### Instruction:
Repeat the listing exactly as given, omitting every image.

### Supplied data:
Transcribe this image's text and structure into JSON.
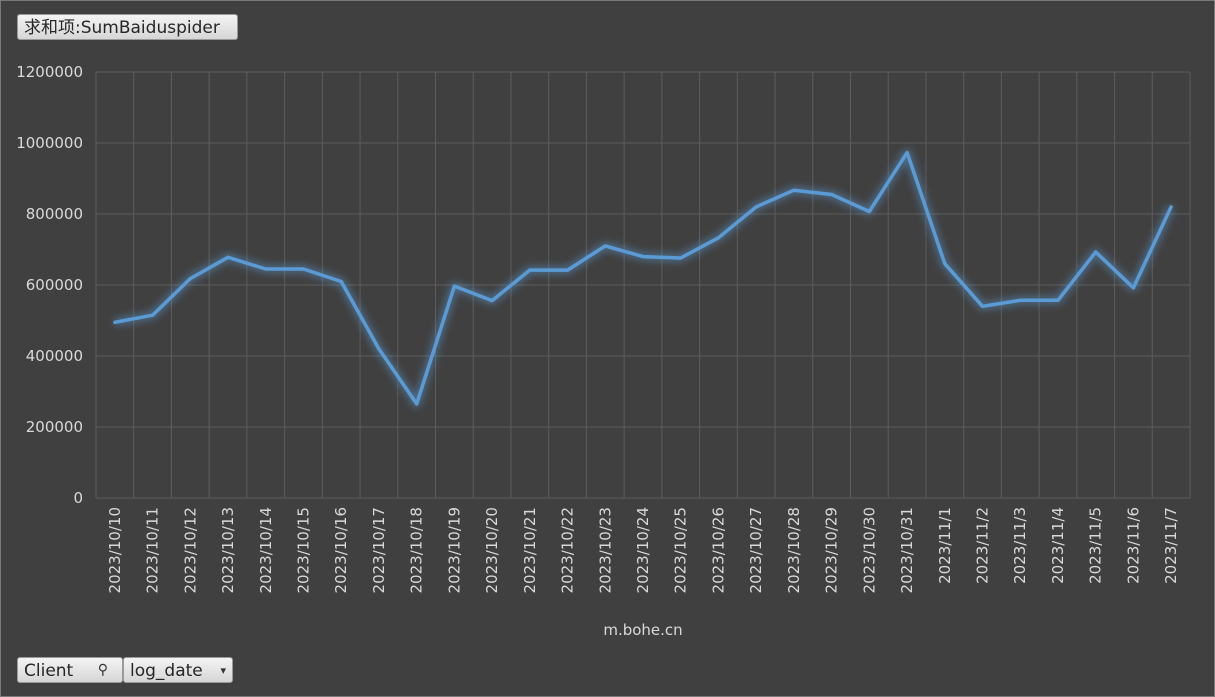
{
  "colors": {
    "background": "#404040",
    "grid": "#5d5d5d",
    "line": "#5b9bd5",
    "text": "#d9d9d9"
  },
  "pivot": {
    "value_field_label": "求和项:SumBaiduspider",
    "row_fields": [
      {
        "label": "Client",
        "icon": "filter-icon"
      },
      {
        "label": "log_date",
        "icon": "dropdown-arrow-icon"
      }
    ]
  },
  "chart_data": {
    "type": "line",
    "xlabel": "m.bohe.cn",
    "ylabel": "",
    "ylim": [
      0,
      1200000
    ],
    "yticks": [
      0,
      200000,
      400000,
      600000,
      800000,
      1000000,
      1200000
    ],
    "grid": true,
    "categories": [
      "2023/10/10",
      "2023/10/11",
      "2023/10/12",
      "2023/10/13",
      "2023/10/14",
      "2023/10/15",
      "2023/10/16",
      "2023/10/17",
      "2023/10/18",
      "2023/10/19",
      "2023/10/20",
      "2023/10/21",
      "2023/10/22",
      "2023/10/23",
      "2023/10/24",
      "2023/10/25",
      "2023/10/26",
      "2023/10/27",
      "2023/10/28",
      "2023/10/29",
      "2023/10/30",
      "2023/10/31",
      "2023/11/1",
      "2023/11/2",
      "2023/11/3",
      "2023/11/4",
      "2023/11/5",
      "2023/11/6",
      "2023/11/7"
    ],
    "series": [
      {
        "values": [
          495000,
          515000,
          618000,
          678000,
          645000,
          645000,
          610000,
          420000,
          265000,
          597000,
          556000,
          642000,
          642000,
          710000,
          680000,
          676000,
          733000,
          820000,
          867000,
          855000,
          807000,
          973000,
          660000,
          540000,
          557000,
          557000,
          693000,
          592000,
          820000
        ]
      }
    ]
  }
}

### Reply to the task:
Transcribe this image's text and structure into JSON.
{
  "colors": {
    "background": "#404040",
    "grid": "#5d5d5d",
    "line": "#5b9bd5",
    "text": "#d9d9d9"
  },
  "pivot": {
    "value_field_label": "求和项:SumBaiduspider",
    "row_fields": [
      {
        "label": "Client",
        "icon": "filter-icon"
      },
      {
        "label": "log_date",
        "icon": "dropdown-arrow-icon"
      }
    ]
  },
  "chart_data": {
    "type": "line",
    "xlabel": "m.bohe.cn",
    "ylabel": "",
    "ylim": [
      0,
      1200000
    ],
    "yticks": [
      0,
      200000,
      400000,
      600000,
      800000,
      1000000,
      1200000
    ],
    "grid": true,
    "categories": [
      "2023/10/10",
      "2023/10/11",
      "2023/10/12",
      "2023/10/13",
      "2023/10/14",
      "2023/10/15",
      "2023/10/16",
      "2023/10/17",
      "2023/10/18",
      "2023/10/19",
      "2023/10/20",
      "2023/10/21",
      "2023/10/22",
      "2023/10/23",
      "2023/10/24",
      "2023/10/25",
      "2023/10/26",
      "2023/10/27",
      "2023/10/28",
      "2023/10/29",
      "2023/10/30",
      "2023/10/31",
      "2023/11/1",
      "2023/11/2",
      "2023/11/3",
      "2023/11/4",
      "2023/11/5",
      "2023/11/6",
      "2023/11/7"
    ],
    "series": [
      {
        "values": [
          495000,
          515000,
          618000,
          678000,
          645000,
          645000,
          610000,
          420000,
          265000,
          597000,
          556000,
          642000,
          642000,
          710000,
          680000,
          676000,
          733000,
          820000,
          867000,
          855000,
          807000,
          973000,
          660000,
          540000,
          557000,
          557000,
          693000,
          592000,
          820000
        ]
      }
    ]
  }
}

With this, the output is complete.